===== INPUT MATERIAL =====

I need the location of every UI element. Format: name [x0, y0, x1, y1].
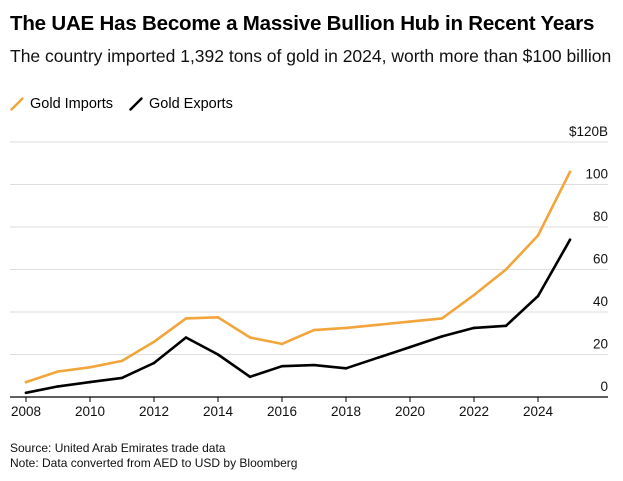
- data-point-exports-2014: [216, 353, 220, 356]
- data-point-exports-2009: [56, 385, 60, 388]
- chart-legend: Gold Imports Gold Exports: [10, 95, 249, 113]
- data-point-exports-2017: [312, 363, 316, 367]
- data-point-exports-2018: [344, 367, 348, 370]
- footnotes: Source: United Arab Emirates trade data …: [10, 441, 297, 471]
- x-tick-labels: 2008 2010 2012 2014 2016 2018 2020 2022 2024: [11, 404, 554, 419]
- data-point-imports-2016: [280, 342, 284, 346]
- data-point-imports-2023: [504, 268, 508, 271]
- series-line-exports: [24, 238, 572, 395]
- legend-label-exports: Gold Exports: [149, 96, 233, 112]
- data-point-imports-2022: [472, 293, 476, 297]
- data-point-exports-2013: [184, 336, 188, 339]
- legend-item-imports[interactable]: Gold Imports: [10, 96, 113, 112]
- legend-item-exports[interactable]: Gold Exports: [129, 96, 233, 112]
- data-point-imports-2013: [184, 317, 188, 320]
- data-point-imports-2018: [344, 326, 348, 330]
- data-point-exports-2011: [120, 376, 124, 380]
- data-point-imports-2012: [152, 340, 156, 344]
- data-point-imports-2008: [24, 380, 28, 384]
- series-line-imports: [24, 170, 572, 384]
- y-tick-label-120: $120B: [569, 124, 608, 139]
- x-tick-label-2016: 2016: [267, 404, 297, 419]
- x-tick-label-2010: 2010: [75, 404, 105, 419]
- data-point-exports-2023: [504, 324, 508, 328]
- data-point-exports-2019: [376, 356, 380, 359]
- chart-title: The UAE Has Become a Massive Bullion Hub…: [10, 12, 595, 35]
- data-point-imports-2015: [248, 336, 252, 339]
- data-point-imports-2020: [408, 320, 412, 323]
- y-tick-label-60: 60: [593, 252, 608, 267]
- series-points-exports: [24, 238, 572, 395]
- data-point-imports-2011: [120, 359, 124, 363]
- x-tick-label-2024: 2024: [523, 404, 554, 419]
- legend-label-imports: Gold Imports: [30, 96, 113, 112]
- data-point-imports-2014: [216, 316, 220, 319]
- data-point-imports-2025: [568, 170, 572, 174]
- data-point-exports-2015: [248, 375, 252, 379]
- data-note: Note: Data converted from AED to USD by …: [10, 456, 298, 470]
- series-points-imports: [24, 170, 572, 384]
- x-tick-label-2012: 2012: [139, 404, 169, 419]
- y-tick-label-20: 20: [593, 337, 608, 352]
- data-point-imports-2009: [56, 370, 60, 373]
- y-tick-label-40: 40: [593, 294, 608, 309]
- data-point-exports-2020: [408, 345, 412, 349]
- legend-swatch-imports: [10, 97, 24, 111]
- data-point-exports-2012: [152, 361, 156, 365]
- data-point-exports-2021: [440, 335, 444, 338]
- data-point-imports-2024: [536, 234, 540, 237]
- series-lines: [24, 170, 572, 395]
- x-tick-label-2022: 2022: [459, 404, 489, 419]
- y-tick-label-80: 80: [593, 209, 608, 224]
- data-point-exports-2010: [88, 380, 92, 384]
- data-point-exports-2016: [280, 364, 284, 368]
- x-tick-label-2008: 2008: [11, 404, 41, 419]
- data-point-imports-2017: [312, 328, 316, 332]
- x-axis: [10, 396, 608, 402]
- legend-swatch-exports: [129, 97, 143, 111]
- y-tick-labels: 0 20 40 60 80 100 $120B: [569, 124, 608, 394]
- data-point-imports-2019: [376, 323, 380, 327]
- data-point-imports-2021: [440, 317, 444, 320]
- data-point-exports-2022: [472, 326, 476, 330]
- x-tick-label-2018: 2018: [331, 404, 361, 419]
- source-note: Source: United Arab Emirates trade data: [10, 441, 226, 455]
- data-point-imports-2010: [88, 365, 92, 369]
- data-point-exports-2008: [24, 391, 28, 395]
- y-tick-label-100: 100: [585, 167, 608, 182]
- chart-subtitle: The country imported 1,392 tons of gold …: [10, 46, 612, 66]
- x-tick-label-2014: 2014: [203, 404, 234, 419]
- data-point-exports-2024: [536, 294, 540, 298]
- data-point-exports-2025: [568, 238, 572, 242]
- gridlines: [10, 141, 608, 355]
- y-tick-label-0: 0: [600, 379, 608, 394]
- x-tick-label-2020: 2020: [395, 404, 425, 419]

=====
===== INPUT MATERIAL =====

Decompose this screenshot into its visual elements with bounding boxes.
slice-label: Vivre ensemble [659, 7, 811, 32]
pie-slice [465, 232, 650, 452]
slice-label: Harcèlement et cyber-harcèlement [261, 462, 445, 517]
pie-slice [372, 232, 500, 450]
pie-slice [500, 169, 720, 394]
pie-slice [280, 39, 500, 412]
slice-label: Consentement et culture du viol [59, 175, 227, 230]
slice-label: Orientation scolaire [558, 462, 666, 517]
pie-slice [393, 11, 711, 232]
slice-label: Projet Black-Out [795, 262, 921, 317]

=====

WRITTEN EXERCISE:
Put the lines between the one holding "Decompose this screenshot" and the one holding "slice-label: Orientation scolaire", both included, into a Markdown table with the columns "Row" and "Line". Number the rows in order and leave out any blank lines.

ANSWER BELOW:
| Row | Line |
|---|---|
| 1 | Decompose this screenshot into its visual elements with bounding boxes. |
| 2 | slice-label: Vivre ensemble [659, 7, 811, 32] |
| 3 | pie-slice [465, 232, 650, 452] |
| 4 | slice-label: Harcèlement et cyber-harcèlement [261, 462, 445, 517] |
| 5 | pie-slice [372, 232, 500, 450] |
| 6 | pie-slice [500, 169, 720, 394] |
| 7 | pie-slice [280, 39, 500, 412] |
| 8 | slice-label: Consentement et culture du viol [59, 175, 227, 230] |
| 9 | slice-label: Orientation scolaire [558, 462, 666, 517] |